#### [RECORDS PROVIDED]
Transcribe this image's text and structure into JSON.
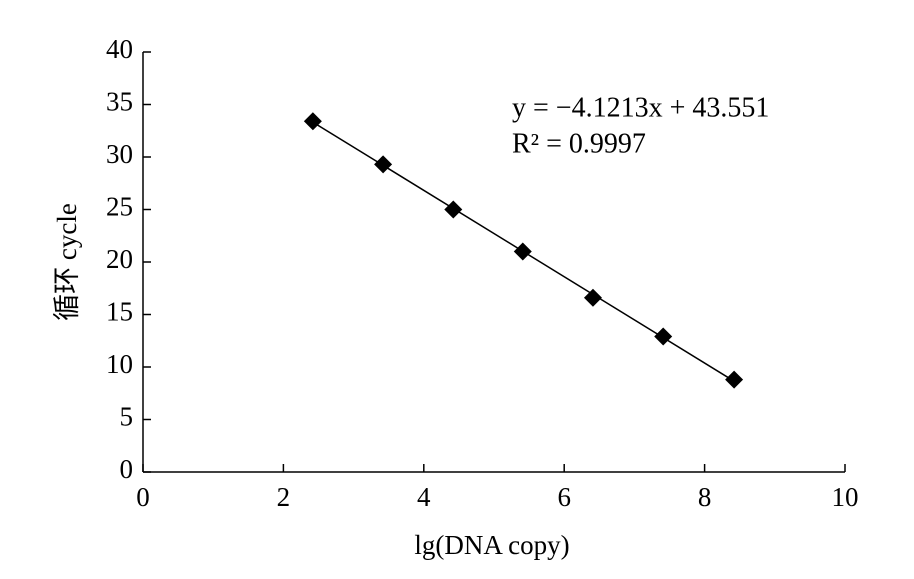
{
  "chart_data": {
    "type": "scatter",
    "x_label": "lg(DNA copy)",
    "y_label": "循环 cycle",
    "annotations": [
      "y = −4.1213x + 43.551",
      "R² = 0.9997"
    ],
    "series": [
      {
        "color": "#000000",
        "x": [
          2.42,
          3.42,
          4.42,
          5.41,
          6.41,
          7.41,
          8.42
        ],
        "values": [
          33.4,
          29.3,
          25.0,
          21.0,
          16.6,
          12.9,
          8.8
        ]
      }
    ],
    "xlim": [
      0,
      10
    ],
    "xticks": [
      0,
      2,
      4,
      6,
      8,
      10
    ],
    "ylim": [
      0,
      40
    ],
    "yticks": [
      0,
      5,
      10,
      15,
      20,
      25,
      30,
      35,
      40
    ],
    "trendline": "linear",
    "grid": false
  }
}
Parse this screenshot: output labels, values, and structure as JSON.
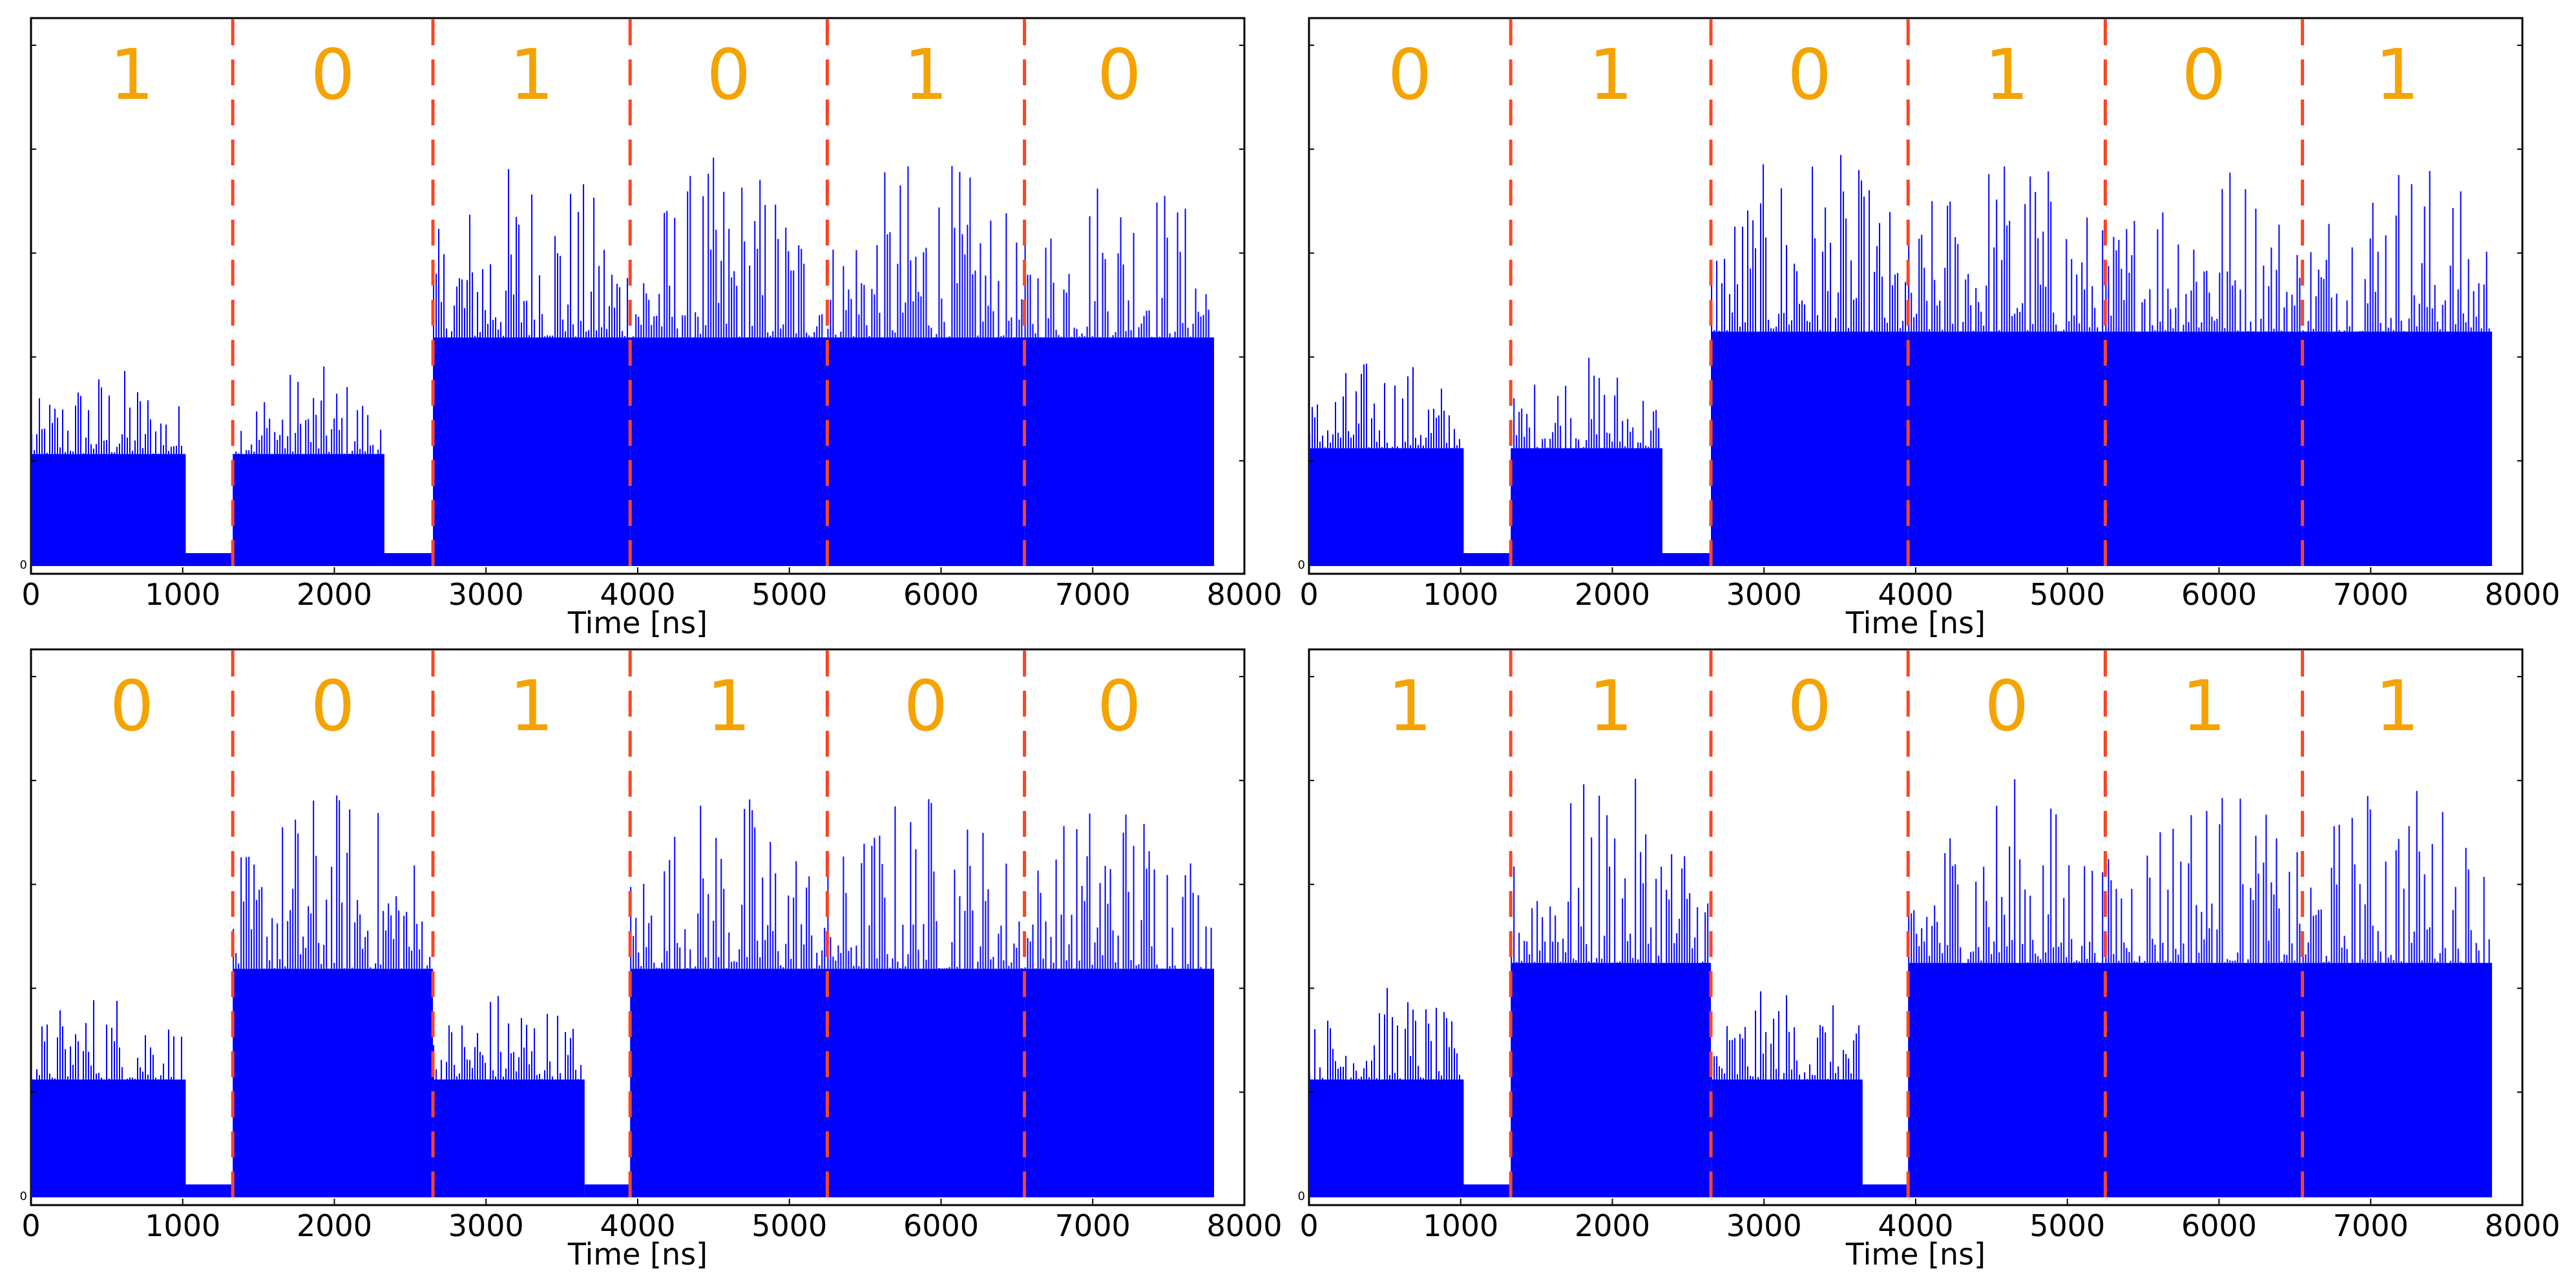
{
  "chart_data": [
    {
      "type": "bar",
      "panel": "top-left",
      "xlabel": "Time [ns]",
      "ylabel": "",
      "xlim": [
        0,
        8000
      ],
      "xticks": [
        "0",
        "1000",
        "2000",
        "3000",
        "4000",
        "5000",
        "6000",
        "7000",
        "8000"
      ],
      "yticks": [
        "0"
      ],
      "boundaries_ns": [
        1330,
        2650,
        3950,
        5250,
        6550
      ],
      "bits": [
        "1",
        "0",
        "1",
        "0",
        "1",
        "0"
      ],
      "segments": [
        {
          "start": 0,
          "end": 1330,
          "active_end": 1020,
          "level": 0.38
        },
        {
          "start": 1330,
          "end": 2650,
          "active_end": 2330,
          "level": 0.38
        },
        {
          "start": 2650,
          "end": 3950,
          "active_end": 3950,
          "level": 0.78
        },
        {
          "start": 3950,
          "end": 5250,
          "active_end": 5250,
          "level": 0.78
        },
        {
          "start": 5250,
          "end": 6550,
          "active_end": 6550,
          "level": 0.78
        },
        {
          "start": 6550,
          "end": 7800,
          "active_end": 7800,
          "level": 0.78
        }
      ],
      "grid": false,
      "colors": {
        "bars": "#0000ff",
        "boundary": "#ff4422",
        "bit_text": "#f5a300"
      }
    },
    {
      "type": "bar",
      "panel": "top-right",
      "xlabel": "Time [ns]",
      "ylabel": "",
      "xlim": [
        0,
        8000
      ],
      "xticks": [
        "0",
        "1000",
        "2000",
        "3000",
        "4000",
        "5000",
        "6000",
        "7000",
        "8000"
      ],
      "yticks": [
        "0"
      ],
      "boundaries_ns": [
        1330,
        2650,
        3950,
        5250,
        6550
      ],
      "bits": [
        "0",
        "1",
        "0",
        "1",
        "0",
        "1"
      ],
      "segments": [
        {
          "start": 0,
          "end": 1330,
          "active_end": 1020,
          "level": 0.4
        },
        {
          "start": 1330,
          "end": 2650,
          "active_end": 2330,
          "level": 0.4
        },
        {
          "start": 2650,
          "end": 3950,
          "active_end": 3950,
          "level": 0.8
        },
        {
          "start": 3950,
          "end": 5250,
          "active_end": 5250,
          "level": 0.8
        },
        {
          "start": 5250,
          "end": 6550,
          "active_end": 6550,
          "level": 0.8
        },
        {
          "start": 6550,
          "end": 7800,
          "active_end": 7800,
          "level": 0.8
        }
      ],
      "grid": false,
      "colors": {
        "bars": "#0000ff",
        "boundary": "#ff4422",
        "bit_text": "#f5a300"
      }
    },
    {
      "type": "bar",
      "panel": "bottom-left",
      "xlabel": "Time [ns]",
      "ylabel": "",
      "xlim": [
        0,
        8000
      ],
      "xticks": [
        "0",
        "1000",
        "2000",
        "3000",
        "4000",
        "5000",
        "6000",
        "7000",
        "8000"
      ],
      "yticks": [
        "0"
      ],
      "boundaries_ns": [
        1330,
        2650,
        3950,
        5250,
        6550
      ],
      "bits": [
        "0",
        "0",
        "1",
        "1",
        "0",
        "0"
      ],
      "segments": [
        {
          "start": 0,
          "end": 1330,
          "active_end": 1020,
          "level": 0.4
        },
        {
          "start": 1330,
          "end": 2650,
          "active_end": 2650,
          "level": 0.78
        },
        {
          "start": 2650,
          "end": 3950,
          "active_end": 3650,
          "level": 0.4
        },
        {
          "start": 3950,
          "end": 5250,
          "active_end": 5250,
          "level": 0.78
        },
        {
          "start": 5250,
          "end": 6550,
          "active_end": 6550,
          "level": 0.78
        },
        {
          "start": 6550,
          "end": 7800,
          "active_end": 7800,
          "level": 0.78
        }
      ],
      "grid": false,
      "colors": {
        "bars": "#0000ff",
        "boundary": "#ff4422",
        "bit_text": "#f5a300"
      }
    },
    {
      "type": "bar",
      "panel": "bottom-right",
      "xlabel": "Time [ns]",
      "ylabel": "",
      "xlim": [
        0,
        8000
      ],
      "xticks": [
        "0",
        "1000",
        "2000",
        "3000",
        "4000",
        "5000",
        "6000",
        "7000",
        "8000"
      ],
      "yticks": [
        "0"
      ],
      "boundaries_ns": [
        1330,
        2650,
        3950,
        5250,
        6550
      ],
      "bits": [
        "1",
        "1",
        "0",
        "0",
        "1",
        "1"
      ],
      "segments": [
        {
          "start": 0,
          "end": 1330,
          "active_end": 1020,
          "level": 0.4
        },
        {
          "start": 1330,
          "end": 2650,
          "active_end": 2650,
          "level": 0.8
        },
        {
          "start": 2650,
          "end": 3950,
          "active_end": 3650,
          "level": 0.4
        },
        {
          "start": 3950,
          "end": 5250,
          "active_end": 5250,
          "level": 0.8
        },
        {
          "start": 5250,
          "end": 6550,
          "active_end": 6550,
          "level": 0.8
        },
        {
          "start": 6550,
          "end": 7800,
          "active_end": 7800,
          "level": 0.8
        }
      ],
      "grid": false,
      "colors": {
        "bars": "#0000ff",
        "boundary": "#ff4422",
        "bit_text": "#f5a300"
      }
    }
  ]
}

#### [INSTRUCTIONS FOR THE TASK]
Copy the material above exactly and drop the pictures.

#### [EXPECTED ANSWER]
Transcribe this image's text and structure into JSON.
{
  "chart_data": {
    "type": "scatter",
    "x_label": "lg(DNA copy)",
    "y_label": "循环 cycle",
    "annotations": [
      "y = −4.1213x + 43.551",
      "R² = 0.9997"
    ],
    "series": [
      {
        "color": "#000000",
        "x": [
          2.42,
          3.42,
          4.42,
          5.41,
          6.41,
          7.41,
          8.42
        ],
        "values": [
          33.4,
          29.3,
          25.0,
          21.0,
          16.6,
          12.9,
          8.8
        ]
      }
    ],
    "xlim": [
      0,
      10
    ],
    "xticks": [
      0,
      2,
      4,
      6,
      8,
      10
    ],
    "ylim": [
      0,
      40
    ],
    "yticks": [
      0,
      5,
      10,
      15,
      20,
      25,
      30,
      35,
      40
    ],
    "trendline": "linear",
    "grid": false
  }
}
Parse this screenshot: output labels, values, and structure as JSON.
{
  "chart_data": [
    {
      "type": "bar",
      "panel": "top-left",
      "xlabel": "Time [ns]",
      "ylabel": "",
      "xlim": [
        0,
        8000
      ],
      "xticks": [
        "0",
        "1000",
        "2000",
        "3000",
        "4000",
        "5000",
        "6000",
        "7000",
        "8000"
      ],
      "yticks": [
        "0"
      ],
      "boundaries_ns": [
        1330,
        2650,
        3950,
        5250,
        6550
      ],
      "bits": [
        "1",
        "0",
        "1",
        "0",
        "1",
        "0"
      ],
      "segments": [
        {
          "start": 0,
          "end": 1330,
          "active_end": 1020,
          "level": 0.38
        },
        {
          "start": 1330,
          "end": 2650,
          "active_end": 2330,
          "level": 0.38
        },
        {
          "start": 2650,
          "end": 3950,
          "active_end": 3950,
          "level": 0.78
        },
        {
          "start": 3950,
          "end": 5250,
          "active_end": 5250,
          "level": 0.78
        },
        {
          "start": 5250,
          "end": 6550,
          "active_end": 6550,
          "level": 0.78
        },
        {
          "start": 6550,
          "end": 7800,
          "active_end": 7800,
          "level": 0.78
        }
      ],
      "grid": false,
      "colors": {
        "bars": "#0000ff",
        "boundary": "#ff4422",
        "bit_text": "#f5a300"
      }
    },
    {
      "type": "bar",
      "panel": "top-right",
      "xlabel": "Time [ns]",
      "ylabel": "",
      "xlim": [
        0,
        8000
      ],
      "xticks": [
        "0",
        "1000",
        "2000",
        "3000",
        "4000",
        "5000",
        "6000",
        "7000",
        "8000"
      ],
      "yticks": [
        "0"
      ],
      "boundaries_ns": [
        1330,
        2650,
        3950,
        5250,
        6550
      ],
      "bits": [
        "0",
        "1",
        "0",
        "1",
        "0",
        "1"
      ],
      "segments": [
        {
          "start": 0,
          "end": 1330,
          "active_end": 1020,
          "level": 0.4
        },
        {
          "start": 1330,
          "end": 2650,
          "active_end": 2330,
          "level": 0.4
        },
        {
          "start": 2650,
          "end": 3950,
          "active_end": 3950,
          "level": 0.8
        },
        {
          "start": 3950,
          "end": 5250,
          "active_end": 5250,
          "level": 0.8
        },
        {
          "start": 5250,
          "end": 6550,
          "active_end": 6550,
          "level": 0.8
        },
        {
          "start": 6550,
          "end": 7800,
          "active_end": 7800,
          "level": 0.8
        }
      ],
      "grid": false,
      "colors": {
        "bars": "#0000ff",
        "boundary": "#ff4422",
        "bit_text": "#f5a300"
      }
    },
    {
      "type": "bar",
      "panel": "bottom-left",
      "xlabel": "Time [ns]",
      "ylabel": "",
      "xlim": [
        0,
        8000
      ],
      "xticks": [
        "0",
        "1000",
        "2000",
        "3000",
        "4000",
        "5000",
        "6000",
        "7000",
        "8000"
      ],
      "yticks": [
        "0"
      ],
      "boundaries_ns": [
        1330,
        2650,
        3950,
        5250,
        6550
      ],
      "bits": [
        "0",
        "0",
        "1",
        "1",
        "0",
        "0"
      ],
      "segments": [
        {
          "start": 0,
          "end": 1330,
          "active_end": 1020,
          "level": 0.4
        },
        {
          "start": 1330,
          "end": 2650,
          "active_end": 2650,
          "level": 0.78
        },
        {
          "start": 2650,
          "end": 3950,
          "active_end": 3650,
          "level": 0.4
        },
        {
          "start": 3950,
          "end": 5250,
          "active_end": 5250,
          "level": 0.78
        },
        {
          "start": 5250,
          "end": 6550,
          "active_end": 6550,
          "level": 0.78
        },
        {
          "start": 6550,
          "end": 7800,
          "active_end": 7800,
          "level": 0.78
        }
      ],
      "grid": false,
      "colors": {
        "bars": "#0000ff",
        "boundary": "#ff4422",
        "bit_text": "#f5a300"
      }
    },
    {
      "type": "bar",
      "panel": "bottom-right",
      "xlabel": "Time [ns]",
      "ylabel": "",
      "xlim": [
        0,
        8000
      ],
      "xticks": [
        "0",
        "1000",
        "2000",
        "3000",
        "4000",
        "5000",
        "6000",
        "7000",
        "8000"
      ],
      "yticks": [
        "0"
      ],
      "boundaries_ns": [
        1330,
        2650,
        3950,
        5250,
        6550
      ],
      "bits": [
        "1",
        "1",
        "0",
        "0",
        "1",
        "1"
      ],
      "segments": [
        {
          "start": 0,
          "end": 1330,
          "active_end": 1020,
          "level": 0.4
        },
        {
          "start": 1330,
          "end": 2650,
          "active_end": 2650,
          "level": 0.8
        },
        {
          "start": 2650,
          "end": 3950,
          "active_end": 3650,
          "level": 0.4
        },
        {
          "start": 3950,
          "end": 5250,
          "active_end": 5250,
          "level": 0.8
        },
        {
          "start": 5250,
          "end": 6550,
          "active_end": 6550,
          "level": 0.8
        },
        {
          "start": 6550,
          "end": 7800,
          "active_end": 7800,
          "level": 0.8
        }
      ],
      "grid": false,
      "colors": {
        "bars": "#0000ff",
        "boundary": "#ff4422",
        "bit_text": "#f5a300"
      }
    }
  ]
}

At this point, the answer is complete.